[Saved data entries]

☆ ☆ ☆ ☆ ☆

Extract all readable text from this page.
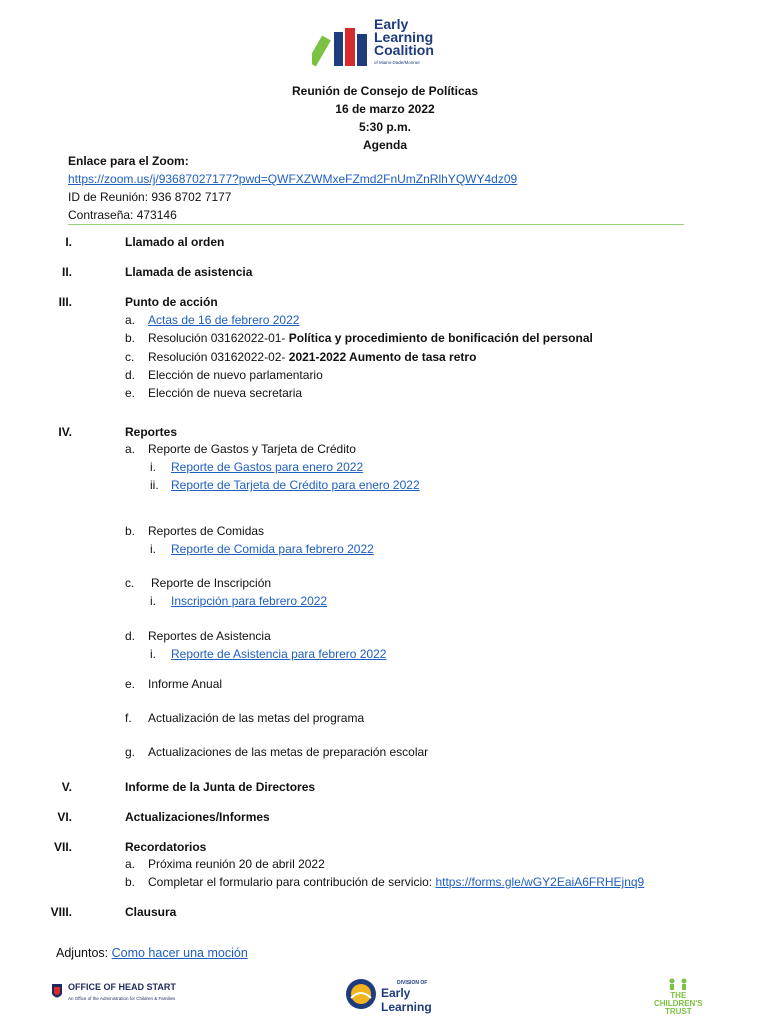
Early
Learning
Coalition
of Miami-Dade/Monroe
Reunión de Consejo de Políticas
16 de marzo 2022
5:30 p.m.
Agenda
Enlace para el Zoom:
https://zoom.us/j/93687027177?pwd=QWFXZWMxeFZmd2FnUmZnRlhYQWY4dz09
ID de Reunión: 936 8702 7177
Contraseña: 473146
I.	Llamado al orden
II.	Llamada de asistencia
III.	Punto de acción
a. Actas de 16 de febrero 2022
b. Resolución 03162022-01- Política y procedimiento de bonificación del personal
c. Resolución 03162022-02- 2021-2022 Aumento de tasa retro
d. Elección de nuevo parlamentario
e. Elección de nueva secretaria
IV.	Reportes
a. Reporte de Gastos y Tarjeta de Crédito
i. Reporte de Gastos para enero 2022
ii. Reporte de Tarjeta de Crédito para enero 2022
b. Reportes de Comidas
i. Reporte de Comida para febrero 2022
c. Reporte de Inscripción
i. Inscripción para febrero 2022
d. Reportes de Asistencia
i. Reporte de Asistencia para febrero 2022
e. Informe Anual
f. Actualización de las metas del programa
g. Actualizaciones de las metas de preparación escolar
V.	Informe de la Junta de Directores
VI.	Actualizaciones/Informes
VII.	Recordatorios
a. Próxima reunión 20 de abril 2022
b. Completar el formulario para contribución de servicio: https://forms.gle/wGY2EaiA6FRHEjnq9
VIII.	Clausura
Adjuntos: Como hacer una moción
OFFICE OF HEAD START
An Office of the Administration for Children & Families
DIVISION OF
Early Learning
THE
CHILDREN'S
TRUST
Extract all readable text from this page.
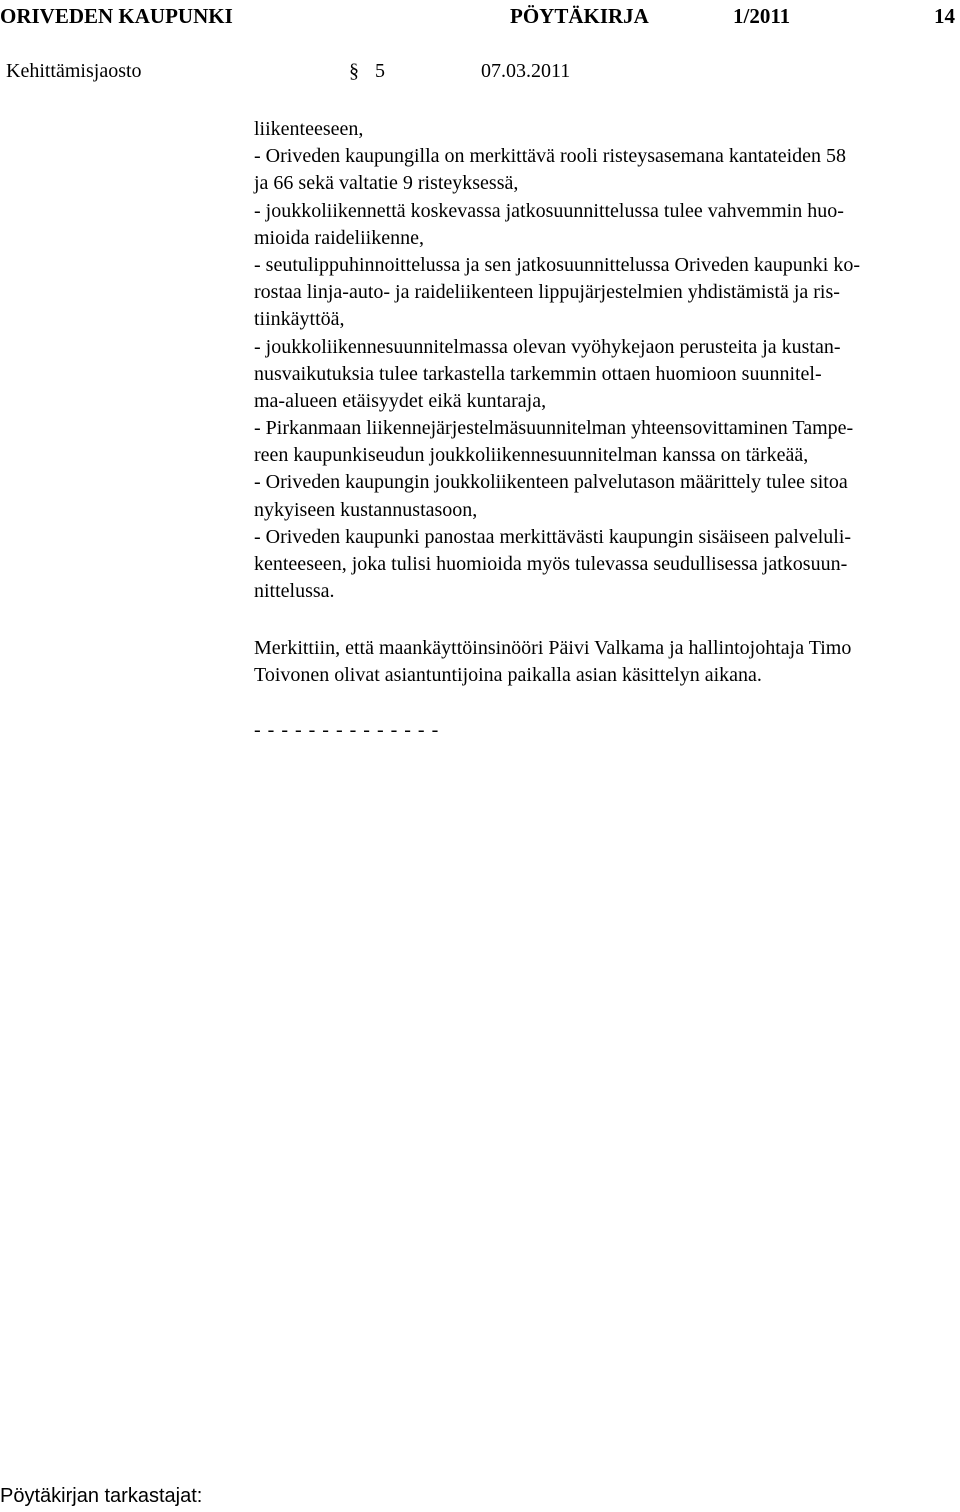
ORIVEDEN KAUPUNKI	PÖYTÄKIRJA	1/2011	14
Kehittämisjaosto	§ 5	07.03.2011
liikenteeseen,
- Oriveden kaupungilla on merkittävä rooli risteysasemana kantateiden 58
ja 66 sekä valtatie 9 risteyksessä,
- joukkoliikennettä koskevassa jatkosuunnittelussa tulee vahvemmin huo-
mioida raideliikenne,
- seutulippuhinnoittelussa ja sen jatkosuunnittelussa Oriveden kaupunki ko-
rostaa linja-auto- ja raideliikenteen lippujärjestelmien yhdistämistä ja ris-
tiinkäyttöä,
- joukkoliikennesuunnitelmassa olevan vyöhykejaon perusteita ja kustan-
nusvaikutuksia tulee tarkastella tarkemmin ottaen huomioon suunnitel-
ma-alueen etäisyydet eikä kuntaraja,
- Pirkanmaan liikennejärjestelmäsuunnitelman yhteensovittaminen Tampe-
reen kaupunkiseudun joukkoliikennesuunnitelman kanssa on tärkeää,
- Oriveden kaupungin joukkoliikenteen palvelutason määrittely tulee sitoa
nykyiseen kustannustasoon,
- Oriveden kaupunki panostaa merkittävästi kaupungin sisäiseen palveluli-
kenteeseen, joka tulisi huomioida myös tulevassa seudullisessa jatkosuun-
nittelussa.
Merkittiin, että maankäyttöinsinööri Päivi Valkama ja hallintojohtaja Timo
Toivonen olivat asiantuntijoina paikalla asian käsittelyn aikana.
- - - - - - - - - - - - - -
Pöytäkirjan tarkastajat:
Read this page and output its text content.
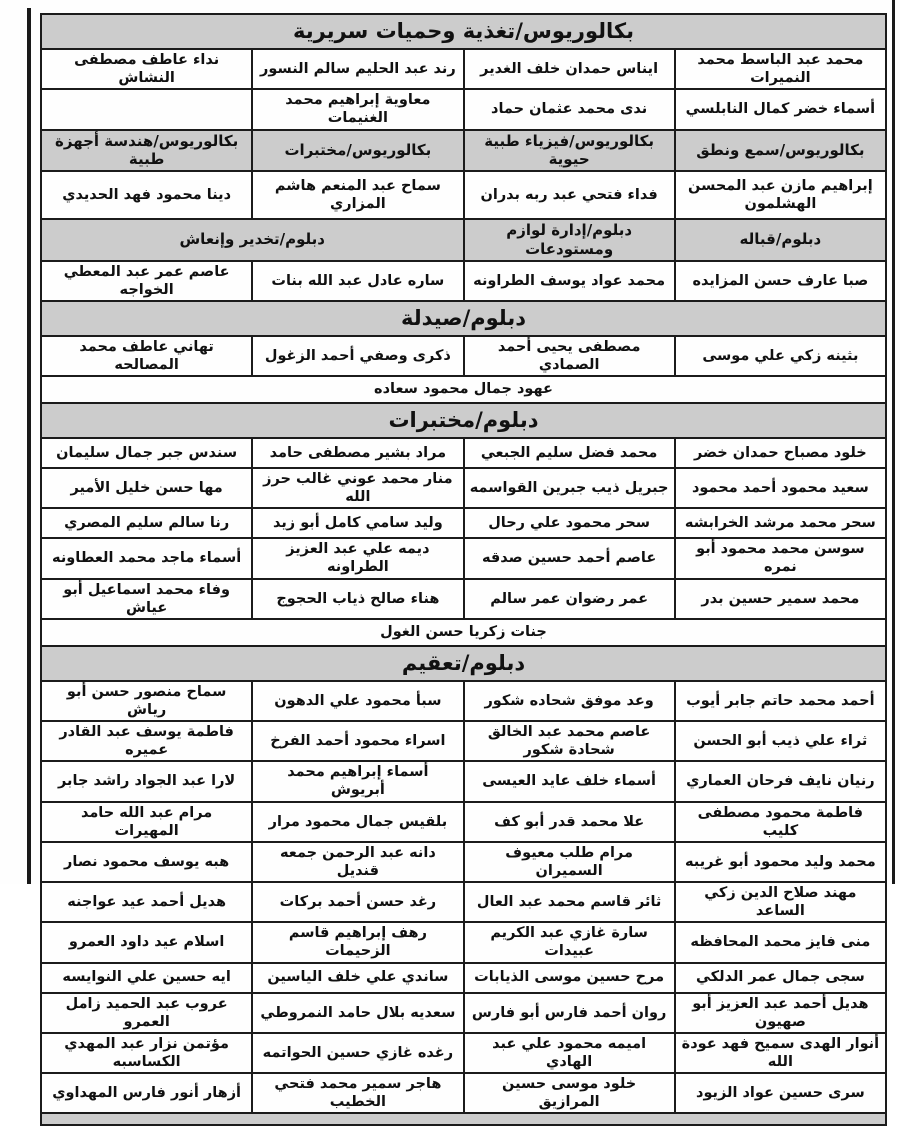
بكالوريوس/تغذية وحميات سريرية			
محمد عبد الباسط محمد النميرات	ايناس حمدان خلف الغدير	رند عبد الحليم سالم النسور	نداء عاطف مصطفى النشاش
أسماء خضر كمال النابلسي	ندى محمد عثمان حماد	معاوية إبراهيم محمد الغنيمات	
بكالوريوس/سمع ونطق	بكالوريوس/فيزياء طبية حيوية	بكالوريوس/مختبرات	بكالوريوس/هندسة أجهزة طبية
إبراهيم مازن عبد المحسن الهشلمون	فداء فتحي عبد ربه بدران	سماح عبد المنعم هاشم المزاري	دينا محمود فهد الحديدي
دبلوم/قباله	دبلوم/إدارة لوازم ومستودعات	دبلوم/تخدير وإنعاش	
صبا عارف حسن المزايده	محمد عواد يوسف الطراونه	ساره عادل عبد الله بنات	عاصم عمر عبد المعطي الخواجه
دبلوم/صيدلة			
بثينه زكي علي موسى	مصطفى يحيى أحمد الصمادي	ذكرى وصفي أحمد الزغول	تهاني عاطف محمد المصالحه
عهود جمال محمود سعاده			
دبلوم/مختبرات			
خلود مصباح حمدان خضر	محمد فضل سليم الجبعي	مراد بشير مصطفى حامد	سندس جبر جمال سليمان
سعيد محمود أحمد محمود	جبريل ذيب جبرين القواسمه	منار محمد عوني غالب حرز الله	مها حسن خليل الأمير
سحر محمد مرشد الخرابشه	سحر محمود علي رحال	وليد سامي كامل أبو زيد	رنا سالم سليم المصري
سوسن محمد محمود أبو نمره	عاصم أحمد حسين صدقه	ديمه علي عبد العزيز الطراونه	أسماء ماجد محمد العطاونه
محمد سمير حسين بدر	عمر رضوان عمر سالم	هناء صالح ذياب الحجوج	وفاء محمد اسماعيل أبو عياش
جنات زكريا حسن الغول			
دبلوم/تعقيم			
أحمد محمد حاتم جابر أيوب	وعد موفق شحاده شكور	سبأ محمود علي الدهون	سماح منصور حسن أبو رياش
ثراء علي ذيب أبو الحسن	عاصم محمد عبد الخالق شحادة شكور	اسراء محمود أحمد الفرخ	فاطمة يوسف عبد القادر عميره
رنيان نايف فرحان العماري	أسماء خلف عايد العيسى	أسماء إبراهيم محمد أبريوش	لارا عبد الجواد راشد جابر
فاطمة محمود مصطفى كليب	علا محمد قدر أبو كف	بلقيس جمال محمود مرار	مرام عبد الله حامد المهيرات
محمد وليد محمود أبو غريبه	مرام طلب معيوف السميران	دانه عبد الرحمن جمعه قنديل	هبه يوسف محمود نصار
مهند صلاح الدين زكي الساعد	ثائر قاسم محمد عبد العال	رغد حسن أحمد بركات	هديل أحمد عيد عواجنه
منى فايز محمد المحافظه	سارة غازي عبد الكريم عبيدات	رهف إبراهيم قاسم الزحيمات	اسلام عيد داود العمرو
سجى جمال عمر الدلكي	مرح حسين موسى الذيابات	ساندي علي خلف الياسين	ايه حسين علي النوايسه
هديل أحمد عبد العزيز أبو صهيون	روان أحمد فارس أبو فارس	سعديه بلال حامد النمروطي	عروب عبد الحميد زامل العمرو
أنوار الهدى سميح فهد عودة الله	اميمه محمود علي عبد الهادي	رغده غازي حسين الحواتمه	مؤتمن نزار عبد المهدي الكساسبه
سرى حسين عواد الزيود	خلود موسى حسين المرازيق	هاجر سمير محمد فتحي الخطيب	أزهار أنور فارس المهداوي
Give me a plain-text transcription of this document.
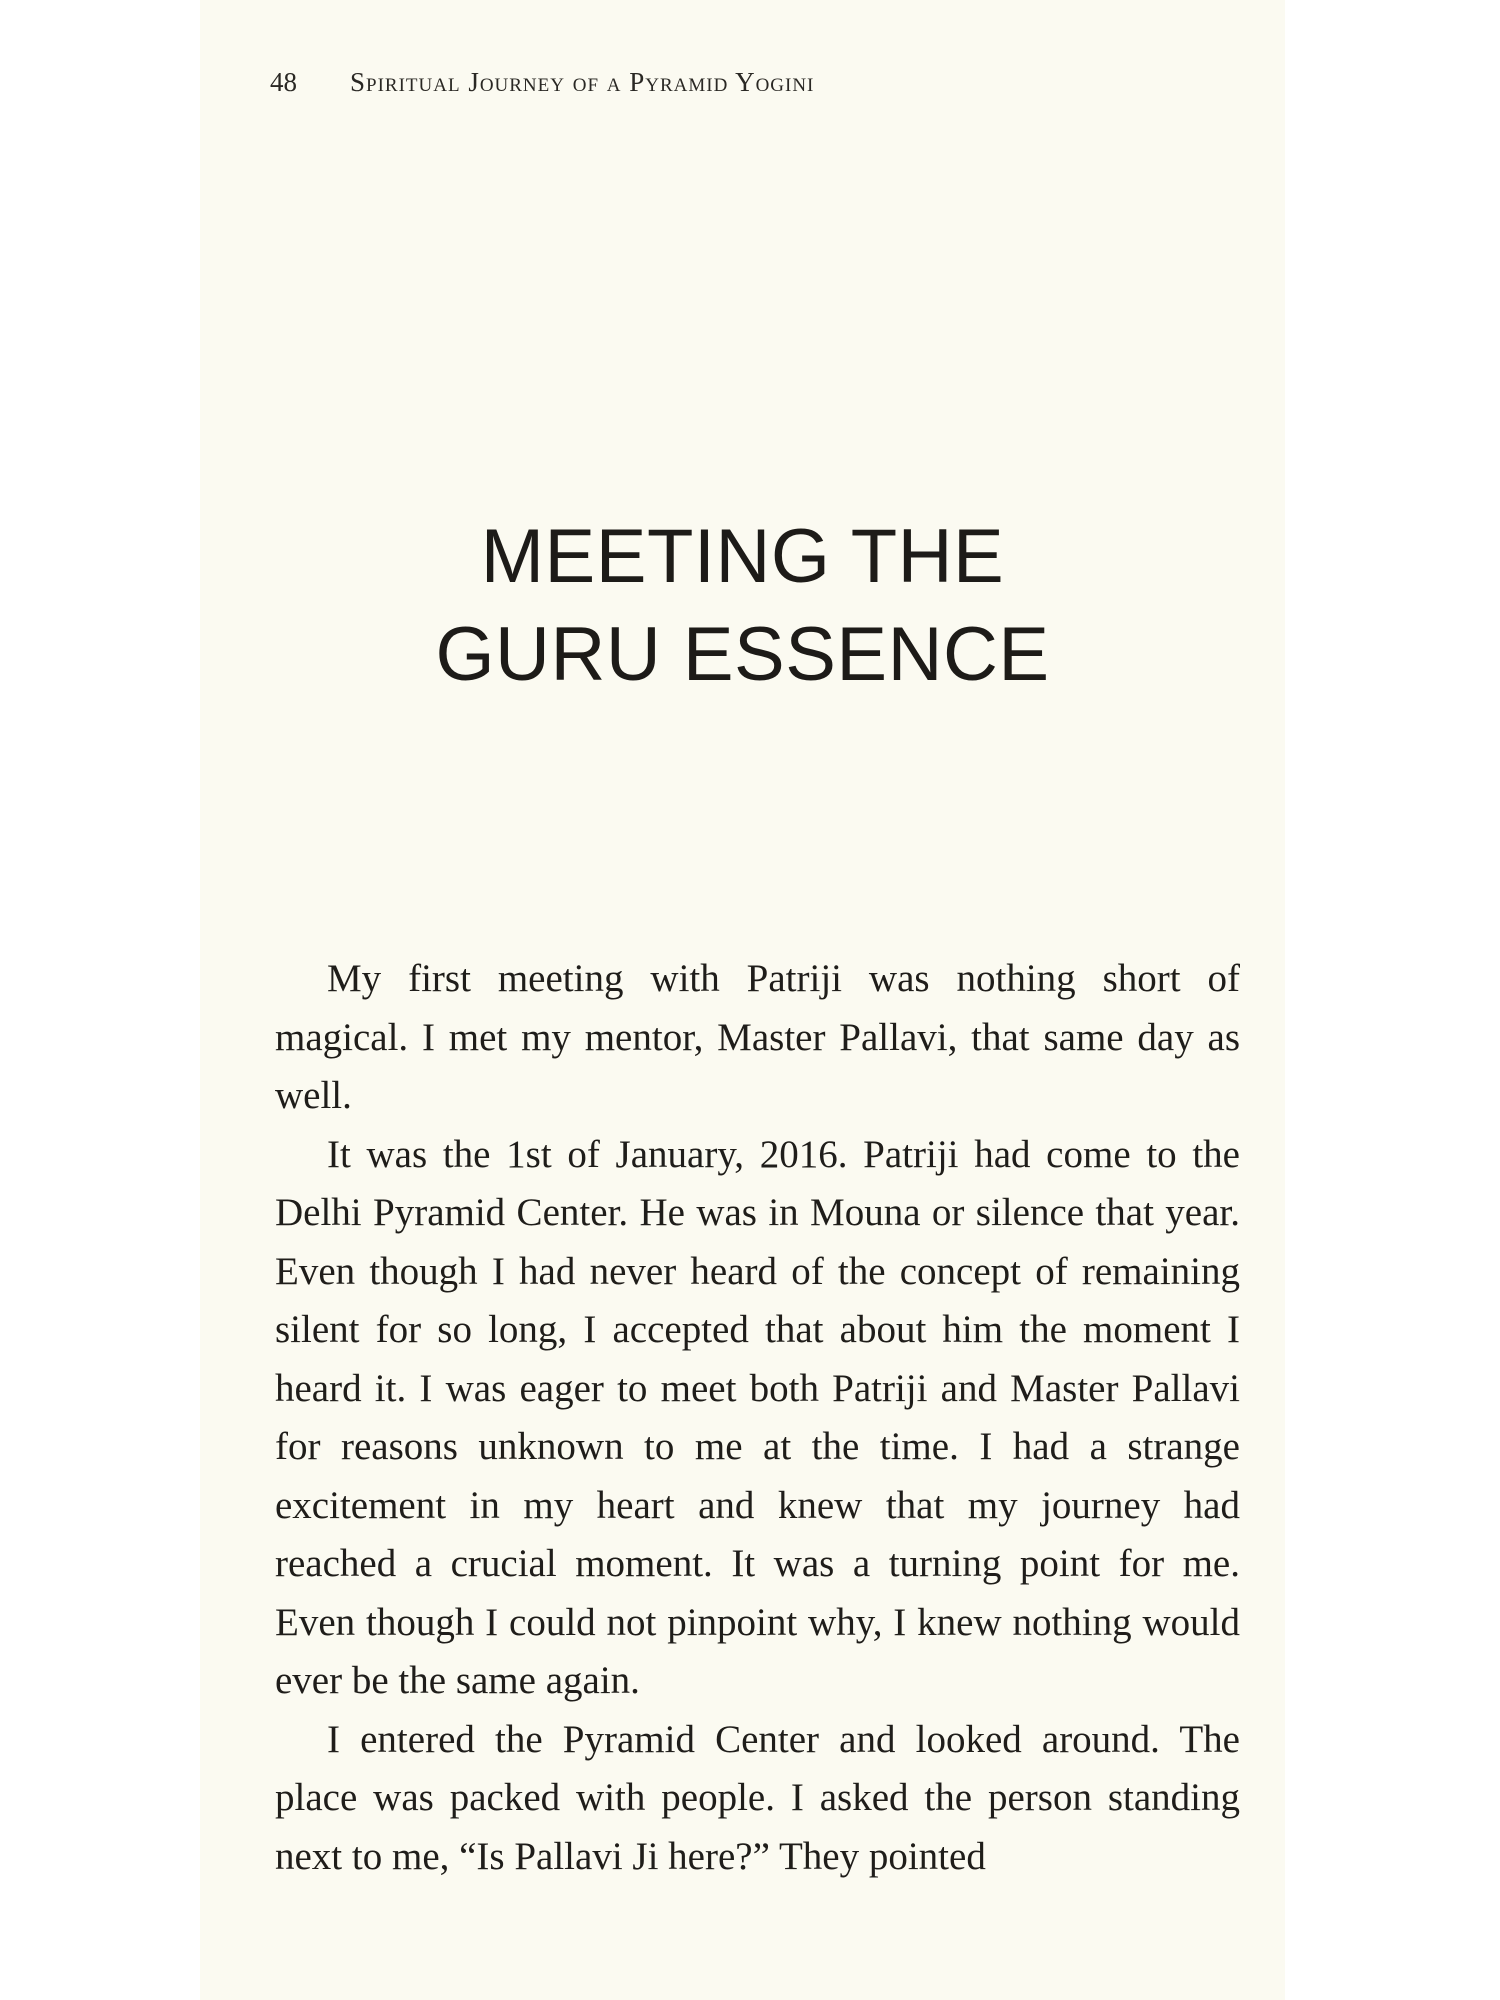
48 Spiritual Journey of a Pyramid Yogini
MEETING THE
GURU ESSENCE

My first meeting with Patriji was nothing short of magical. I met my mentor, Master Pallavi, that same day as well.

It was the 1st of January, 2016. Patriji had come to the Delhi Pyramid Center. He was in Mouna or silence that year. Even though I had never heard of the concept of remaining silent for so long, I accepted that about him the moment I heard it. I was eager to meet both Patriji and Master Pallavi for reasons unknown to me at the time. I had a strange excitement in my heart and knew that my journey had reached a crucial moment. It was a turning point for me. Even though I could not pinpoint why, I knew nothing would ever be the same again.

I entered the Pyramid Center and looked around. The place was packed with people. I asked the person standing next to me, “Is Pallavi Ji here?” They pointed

☆ ☆ ☆ ☆ ☆

Every line of the records that includes the word "metas" should be gathered.

f. Actualización de las metas del programa
g. Actualizaciones de las metas de preparación escolar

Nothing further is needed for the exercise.